** Begin **

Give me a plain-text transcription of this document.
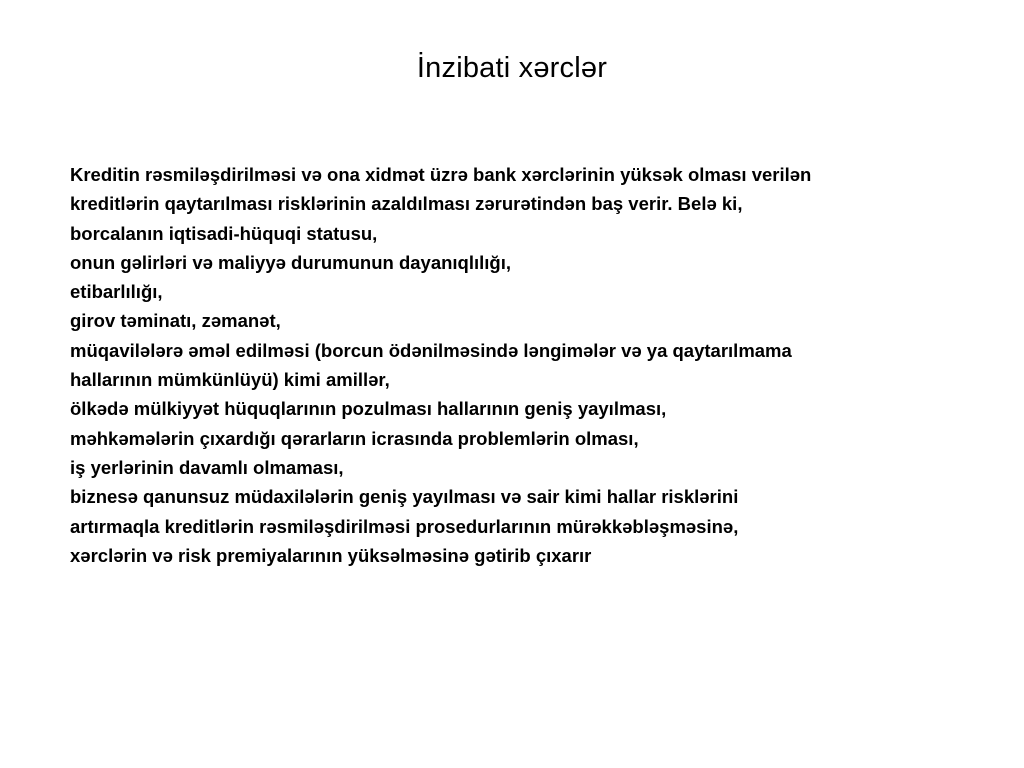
İnzibati xərclər
Kreditin rəsmiləşdirilməsi və ona xidmət üzrə bank xərclərinin yüksək olması verilən
kreditlərin qaytarılması risklərinin azaldılması zərurətindən baş verir. Belə ki,
borcalanın iqtisadi-hüquqi statusu,
onun gəlirləri və maliyyə durumunun dayanıqlılığı,
etibarlılığı,
girov təminatı, zəmanət,
müqavilələrə əməl edilməsi (borcun ödənilməsində ləngimələr və ya qaytarılmama
hallarının mümkünlüyü) kimi amillər,
ölkədə mülkiyyət hüquqlarının pozulması hallarının geniş yayılması,
məhkəmələrin çıxardığı qərarların icrasında problemlərin olması,
iş yerlərinin davamlı olmaması,
biznesə qanunsuz müdaxilələrin geniş yayılması və sair kimi hallar risklərini
artırmaqla kreditlərin rəsmiləşdirilməsi prosedurlarının mürəkkəbləşməsinə,
xərclərin və risk premiyalarının yüksəlməsinə gətirib çıxarır
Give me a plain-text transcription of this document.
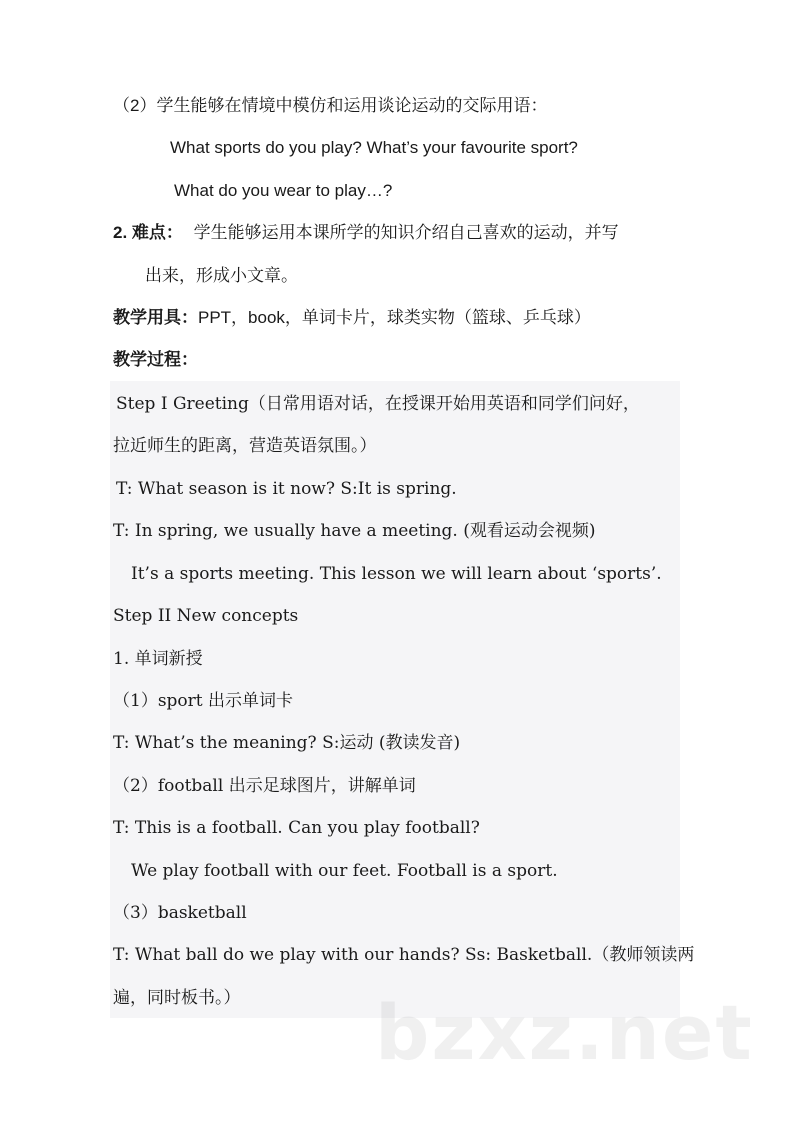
（2）学生能够在情境中模仿和运用谈论运动的交际用语：
What sports do you play? What’s your favourite sport?
What do you wear to play…?
2. 难点： 学生能够运用本课所学的知识介绍自己喜欢的运动，并写
出来，形成小文章。
教学用具：PPT，book，单词卡片，球类实物（篮球、乒乓球）
教学过程：
Step I Greeting（日常用语对话，在授课开始用英语和同学们问好，
拉近师生的距离，营造英语氛围。）
T: What season is it now? S:It is spring.
T: In spring, we usually have a meeting. (观看运动会视频)
It’s a sports meeting. This lesson we will learn about ‘sports’.
Step II New concepts
1. 单词新授
（1）sport 出示单词卡
T: What’s the meaning? S:运动 (教读发音)
（2）football 出示足球图片，讲解单词
T: This is a football. Can you play football?
We play football with our feet. Football is a sport.
（3）basketball
T: What ball do we play with our hands? Ss: Basketball.（教师领读两
遍，同时板书。） bzxz.net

** End **

Images do not belong in the copy; reproduce all other parts of the records above verbatim.

● **Problem solution**:
Give me a plain-text transcription of this document.
İnzibati xərclər
Kreditin rəsmiləşdirilməsi və ona xidmət üzrə bank xərclərinin yüksək olması verilən
kreditlərin qaytarılması risklərinin azaldılması zərurətindən baş verir. Belə ki,
borcalanın iqtisadi-hüquqi statusu,
onun gəlirləri və maliyyə durumunun dayanıqlılığı,
etibarlılığı,
girov təminatı, zəmanət,
müqavilələrə əməl edilməsi (borcun ödənilməsində ləngimələr və ya qaytarılmama
hallarının mümkünlüyü) kimi amillər,
ölkədə mülkiyyət hüquqlarının pozulması hallarının geniş yayılması,
məhkəmələrin çıxardığı qərarların icrasında problemlərin olması,
iş yerlərinin davamlı olmaması,
biznesə qanunsuz müdaxilələrin geniş yayılması və sair kimi hallar risklərini
artırmaqla kreditlərin rəsmiləşdirilməsi prosedurlarının mürəkkəbləşməsinə,
xərclərin və risk premiyalarının yüksəlməsinə gətirib çıxarır
Give me a plain-text transcription of this document.
（2）学生能够在情境中模仿和运用谈论运动的交际用语：
What sports do you play? What’s your favourite sport?
What do you wear to play…?
2. 难点： 学生能够运用本课所学的知识介绍自己喜欢的运动，并写
出来，形成小文章。
教学用具：PPT，book，单词卡片，球类实物（篮球、乒乓球）
教学过程：
Step I Greeting（日常用语对话，在授课开始用英语和同学们问好，
拉近师生的距离，营造英语氛围。）
T: What season is it now? S:It is spring.
T: In spring, we usually have a meeting. (观看运动会视频)
It’s a sports meeting. This lesson we will learn about ‘sports’.
Step II New concepts
1. 单词新授
（1）sport 出示单词卡
T: What’s the meaning? S:运动 (教读发音)
（2）football 出示足球图片，讲解单词
T: This is a football. Can you play football?
We play football with our feet. Football is a sport.
（3）basketball
T: What ball do we play with our hands? Ss: Basketball.（教师领读两
遍，同时板书。） bzxz.net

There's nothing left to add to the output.